### YOUR GOAL
Find the lines that hold the word "冷凝管炸裂" and return them.

*** PROVIDED RECORDS

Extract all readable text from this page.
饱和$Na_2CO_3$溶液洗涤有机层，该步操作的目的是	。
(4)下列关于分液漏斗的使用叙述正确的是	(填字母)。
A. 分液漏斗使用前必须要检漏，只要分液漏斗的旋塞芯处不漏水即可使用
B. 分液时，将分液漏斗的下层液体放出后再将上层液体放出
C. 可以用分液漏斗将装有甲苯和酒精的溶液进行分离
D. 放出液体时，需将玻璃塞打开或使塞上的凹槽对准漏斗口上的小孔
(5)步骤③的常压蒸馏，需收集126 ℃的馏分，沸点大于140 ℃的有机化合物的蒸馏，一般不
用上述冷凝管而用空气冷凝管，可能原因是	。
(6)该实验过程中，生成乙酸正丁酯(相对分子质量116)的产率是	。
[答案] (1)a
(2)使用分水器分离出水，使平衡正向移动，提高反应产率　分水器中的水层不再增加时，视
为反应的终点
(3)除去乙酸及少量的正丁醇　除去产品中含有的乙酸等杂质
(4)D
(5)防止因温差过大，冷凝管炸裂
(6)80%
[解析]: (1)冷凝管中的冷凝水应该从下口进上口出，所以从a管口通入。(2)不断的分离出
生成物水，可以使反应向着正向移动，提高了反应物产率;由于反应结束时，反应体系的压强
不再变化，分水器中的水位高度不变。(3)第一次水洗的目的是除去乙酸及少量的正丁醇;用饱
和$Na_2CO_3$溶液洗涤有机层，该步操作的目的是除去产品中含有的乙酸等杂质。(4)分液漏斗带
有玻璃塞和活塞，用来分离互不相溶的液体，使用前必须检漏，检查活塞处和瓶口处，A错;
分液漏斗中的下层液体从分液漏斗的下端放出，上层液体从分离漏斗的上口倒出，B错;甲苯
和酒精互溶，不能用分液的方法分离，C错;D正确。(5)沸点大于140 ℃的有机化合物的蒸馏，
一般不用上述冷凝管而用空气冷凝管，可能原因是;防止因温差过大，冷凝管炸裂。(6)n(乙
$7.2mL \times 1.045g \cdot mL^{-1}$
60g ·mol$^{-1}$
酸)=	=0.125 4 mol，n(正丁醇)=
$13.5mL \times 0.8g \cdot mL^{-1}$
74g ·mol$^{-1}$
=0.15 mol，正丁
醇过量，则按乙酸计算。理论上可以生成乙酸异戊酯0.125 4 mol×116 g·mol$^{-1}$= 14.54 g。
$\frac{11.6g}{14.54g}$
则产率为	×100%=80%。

******

### COMPLETE RESPONSE
(5)防止因温差过大，冷凝管炸裂
一般不用上述冷凝管而用空气冷凝管，可能原因是;防止因温差过大，冷凝管炸裂。(6)n(乙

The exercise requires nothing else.